**WHAT IS EXPECTED:** Reproduce the listing exactly and skip over any pictures.

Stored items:
----------------

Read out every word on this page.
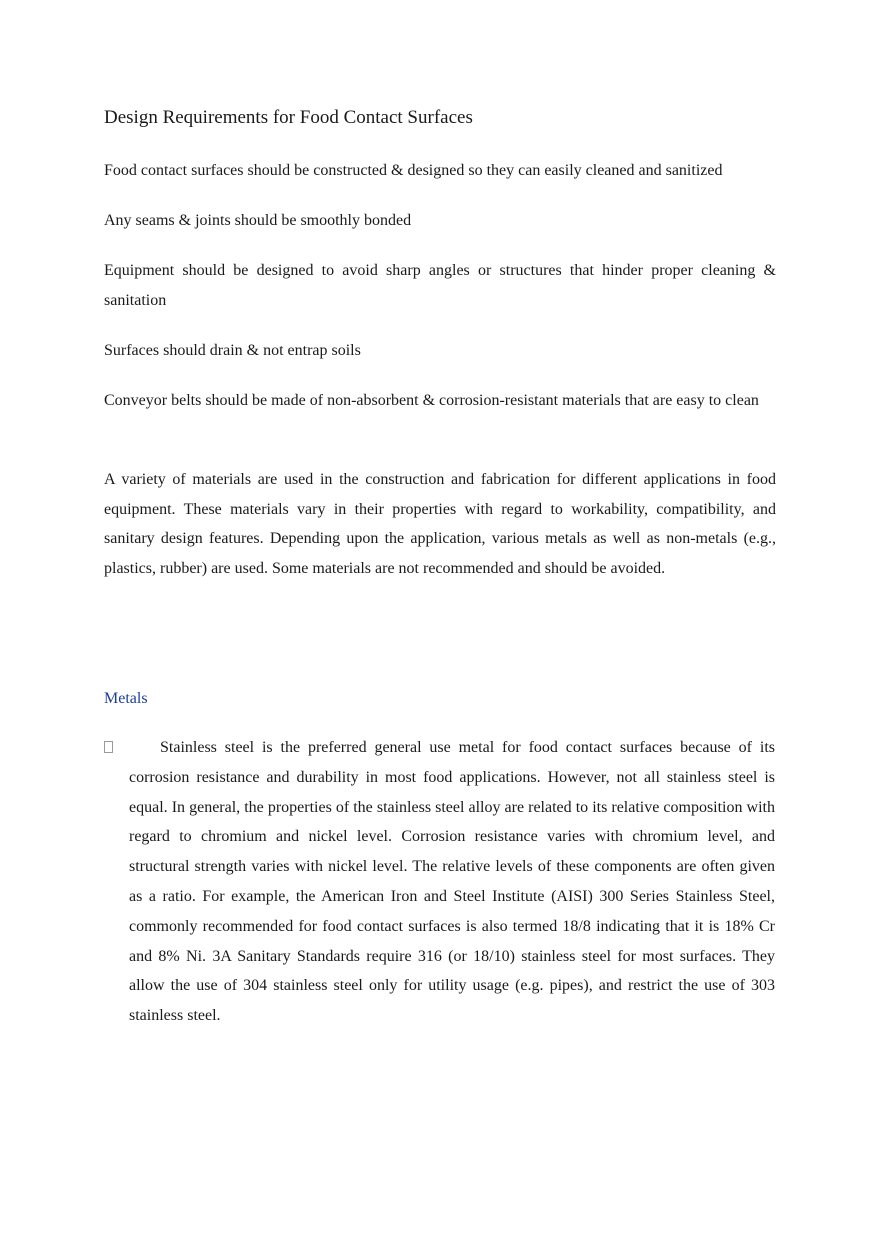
Design Requirements for Food Contact Surfaces

Food contact surfaces should be constructed & designed so they can easily cleaned and sanitized

Any seams & joints should be smoothly bonded

Equipment should be designed to avoid sharp angles or structures that hinder proper cleaning & sanitation

Surfaces should drain & not entrap soils

Conveyor belts should be made of non-absorbent & corrosion-resistant materials that are easy to clean

A variety of materials are used in the construction and fabrication for different applications in food equipment. These materials vary in their properties with regard to workability, compatibility, and sanitary design features. Depending upon the application, various metals as well as non-metals (e.g., plastics, rubber) are used. Some materials are not recommended and should be avoided.

Metals

Stainless steel is the preferred general use metal for food contact surfaces because of its corrosion resistance and durability in most food applications. However, not all stainless steel is equal. In general, the properties of the stainless steel alloy are related to its relative composition with regard to chromium and nickel level. Corrosion resistance varies with chromium level, and structural strength varies with nickel level. The relative levels of these components are often given as a ratio. For example, the American Iron and Steel Institute (AISI) 300 Series Stainless Steel, commonly recommended for food contact surfaces is also termed 18/8 indicating that it is 18% Cr and 8% Ni. 3A Sanitary Standards require 316 (or 18/10) stainless steel for most surfaces. They allow the use of 304 stainless steel only for utility usage (e.g. pipes), and restrict the use of 303 stainless steel.
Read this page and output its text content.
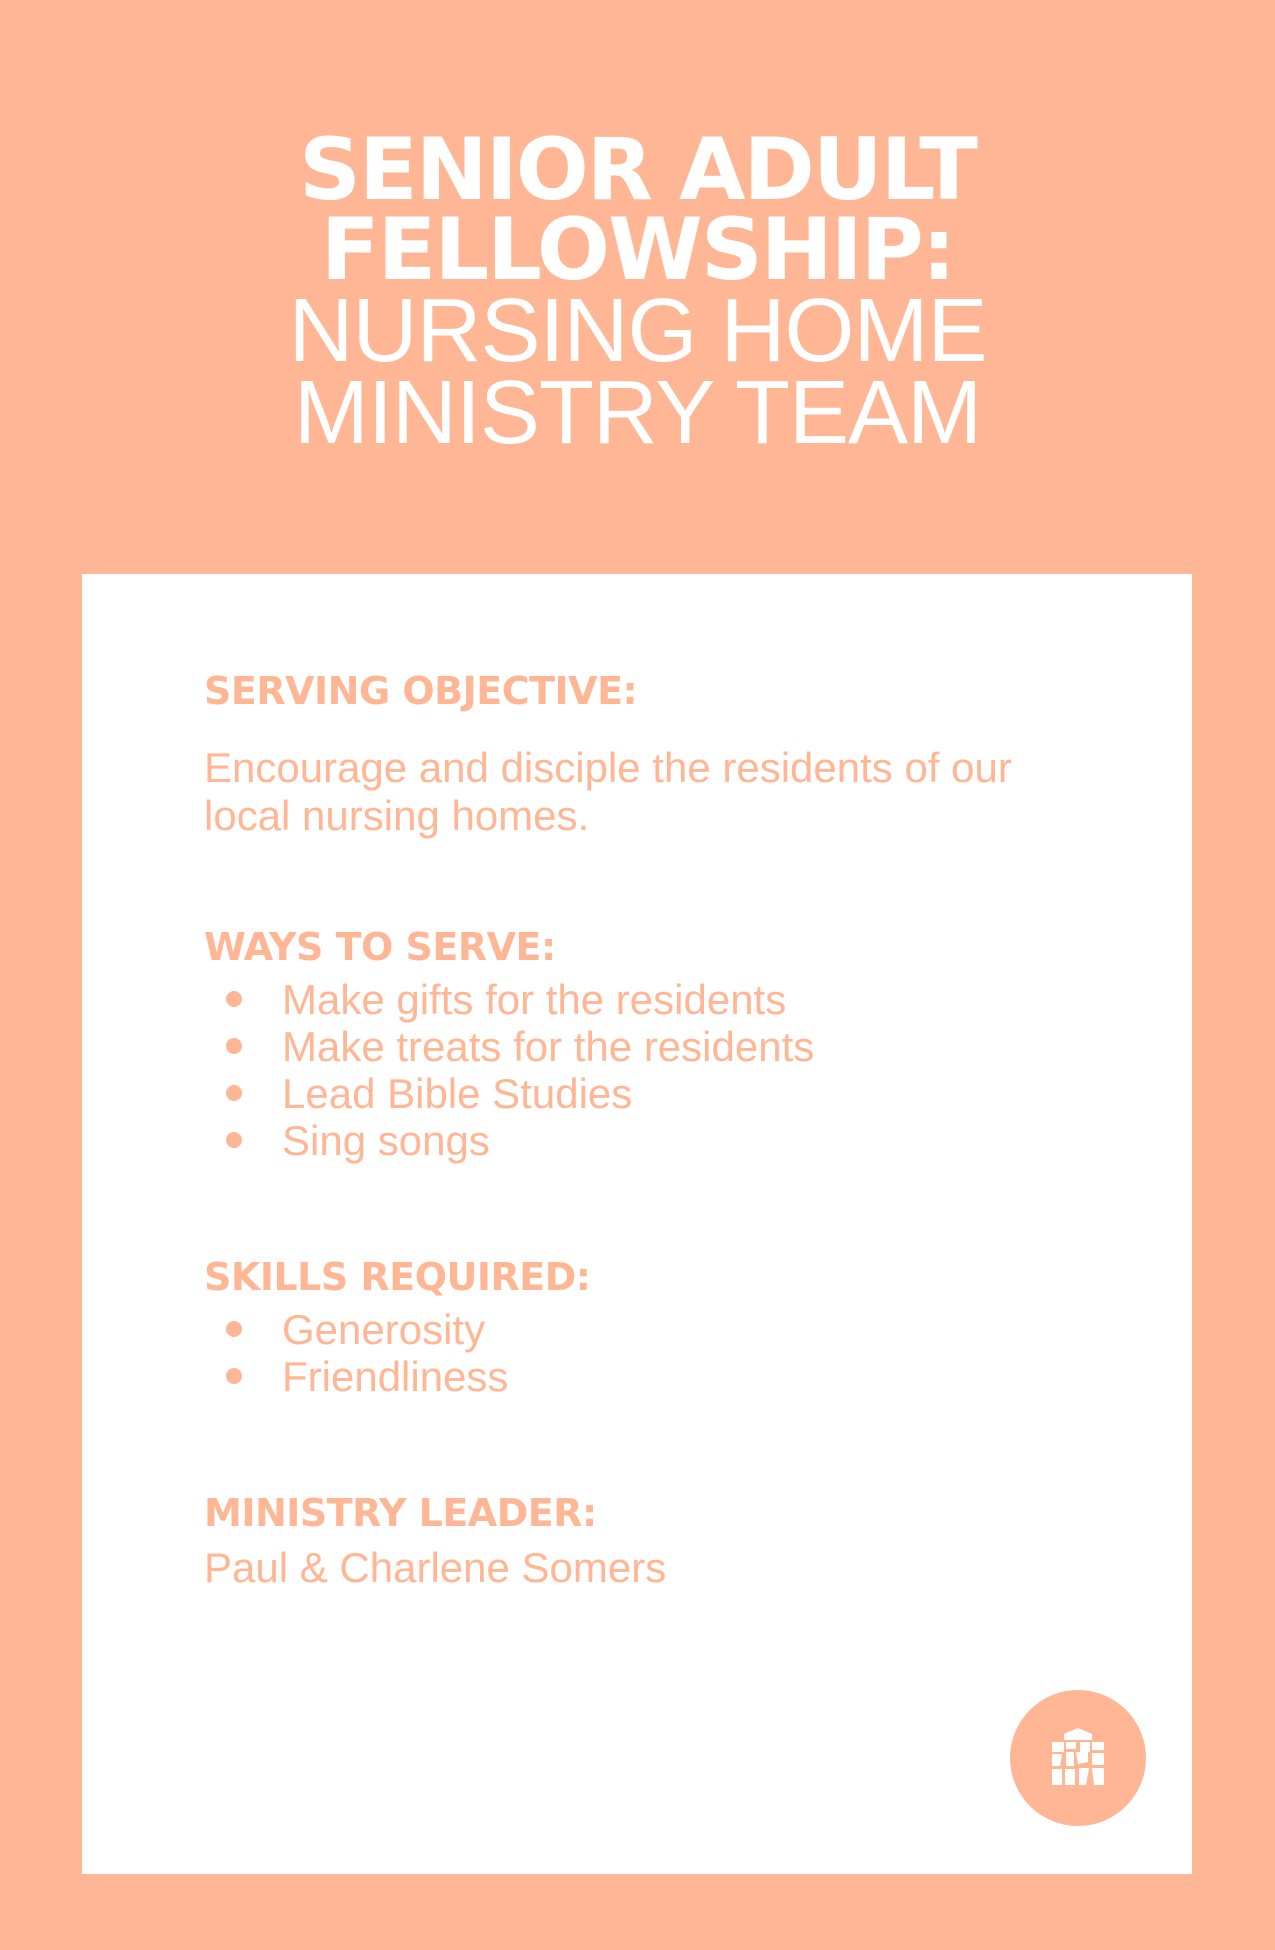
SENIOR ADULT
FELLOWSHIP:
NURSING HOME
MINISTRY TEAM

SERVING OBJECTIVE:

Encourage and disciple the residents of our local nursing homes.

WAYS TO SERVE:

Make gifts for the residents
Make treats for the residents
Lead Bible Studies
Sing songs

SKILLS REQUIRED:

Generosity
Friendliness

MINISTRY LEADER:

Paul & Charlene Somers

----------------

**FINAL RESULT:**
Read out every word on this page.
Design Requirements for Food Contact Surfaces

Food contact surfaces should be constructed & designed so they can easily cleaned and sanitized

Any seams & joints should be smoothly bonded

Equipment should be designed to avoid sharp angles or structures that hinder proper cleaning & sanitation

Surfaces should drain & not entrap soils

Conveyor belts should be made of non-absorbent & corrosion-resistant materials that are easy to clean

A variety of materials are used in the construction and fabrication for different applications in food equipment. These materials vary in their properties with regard to workability, compatibility, and sanitary design features. Depending upon the application, various metals as well as non-metals (e.g., plastics, rubber) are used. Some materials are not recommended and should be avoided.

Metals

Stainless steel is the preferred general use metal for food contact surfaces because of its corrosion resistance and durability in most food applications. However, not all stainless steel is equal. In general, the properties of the stainless steel alloy are related to its relative composition with regard to chromium and nickel level. Corrosion resistance varies with chromium level, and structural strength varies with nickel level. The relative levels of these components are often given as a ratio. For example, the American Iron and Steel Institute (AISI) 300 Series Stainless Steel, commonly recommended for food contact surfaces is also termed 18/8 indicating that it is 18% Cr and 8% Ni. 3A Sanitary Standards require 316 (or 18/10) stainless steel for most surfaces. They allow the use of 304 stainless steel only for utility usage (e.g. pipes), and restrict the use of 303 stainless steel.
Read this page and output its text content.
SENIOR ADULT
FELLOWSHIP:
NURSING HOME
MINISTRY TEAM

SERVING OBJECTIVE:

Encourage and disciple the residents of our local nursing homes.

WAYS TO SERVE:

Make gifts for the residents
Make treats for the residents
Lead Bible Studies
Sing songs

SKILLS REQUIRED:

Generosity
Friendliness

MINISTRY LEADER:

Paul & Charlene Somers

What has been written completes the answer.